• [Do this]:
What follows is a listing to be transcribed exactly.

• [Data shown]:
┌──
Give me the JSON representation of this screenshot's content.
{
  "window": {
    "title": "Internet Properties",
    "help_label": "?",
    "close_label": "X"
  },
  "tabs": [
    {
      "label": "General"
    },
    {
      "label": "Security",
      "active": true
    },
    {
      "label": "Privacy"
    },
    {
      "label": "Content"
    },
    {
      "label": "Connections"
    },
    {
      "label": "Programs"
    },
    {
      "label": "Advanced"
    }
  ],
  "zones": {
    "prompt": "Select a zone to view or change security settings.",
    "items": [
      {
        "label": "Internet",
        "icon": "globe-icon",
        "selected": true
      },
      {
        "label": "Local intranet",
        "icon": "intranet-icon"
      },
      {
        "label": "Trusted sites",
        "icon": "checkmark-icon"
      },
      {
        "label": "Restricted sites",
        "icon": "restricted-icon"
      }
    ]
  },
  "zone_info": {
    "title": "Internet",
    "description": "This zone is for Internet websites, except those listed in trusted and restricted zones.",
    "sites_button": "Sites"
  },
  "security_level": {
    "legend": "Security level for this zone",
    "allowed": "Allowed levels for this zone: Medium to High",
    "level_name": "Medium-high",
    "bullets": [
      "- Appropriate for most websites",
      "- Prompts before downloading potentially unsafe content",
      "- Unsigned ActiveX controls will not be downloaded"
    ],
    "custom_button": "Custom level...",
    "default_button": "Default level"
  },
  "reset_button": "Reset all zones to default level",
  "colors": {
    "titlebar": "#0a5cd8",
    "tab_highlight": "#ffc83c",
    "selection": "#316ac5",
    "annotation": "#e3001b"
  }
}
└──
• [Right answer]:
Give me the JSON representation of this screenshot's content.
{
  "window": {
    "title": "Internet Properties",
    "help_label": "?",
    "close_label": "X"
  },
  "tabs": [
    {
      "label": "General"
    },
    {
      "label": "Security",
      "active": true
    },
    {
      "label": "Privacy"
    },
    {
      "label": "Content"
    },
    {
      "label": "Connections"
    },
    {
      "label": "Programs"
    },
    {
      "label": "Advanced"
    }
  ],
  "zones": {
    "prompt": "Select a zone to view or change security settings.",
    "items": [
      {
        "label": "Internet",
        "icon": "globe-icon",
        "selected": true
      },
      {
        "label": "Local intranet",
        "icon": "intranet-icon"
      },
      {
        "label": "Trusted sites",
        "icon": "checkmark-icon"
      },
      {
        "label": "Restricted sites",
        "icon": "restricted-icon"
      }
    ]
  },
  "zone_info": {
    "title": "Internet",
    "description": "This zone is for Internet websites, except those listed in trusted and restricted zones.",
    "sites_button": "Sites"
  },
  "security_level": {
    "legend": "Security level for this zone",
    "allowed": "Allowed levels for this zone: Medium to High",
    "level_name": "Medium-high",
    "bullets": [
      "- Appropriate for most websites",
      "- Prompts before downloading potentially unsafe content",
      "- Unsigned ActiveX controls will not be downloaded"
    ],
    "custom_button": "Custom level...",
    "default_button": "Default level"
  },
  "reset_button": "Reset all zones to default level",
  "colors": {
    "titlebar": "#0a5cd8",
    "tab_highlight": "#ffc83c",
    "selection": "#316ac5",
    "annotation": "#e3001b"
  }
}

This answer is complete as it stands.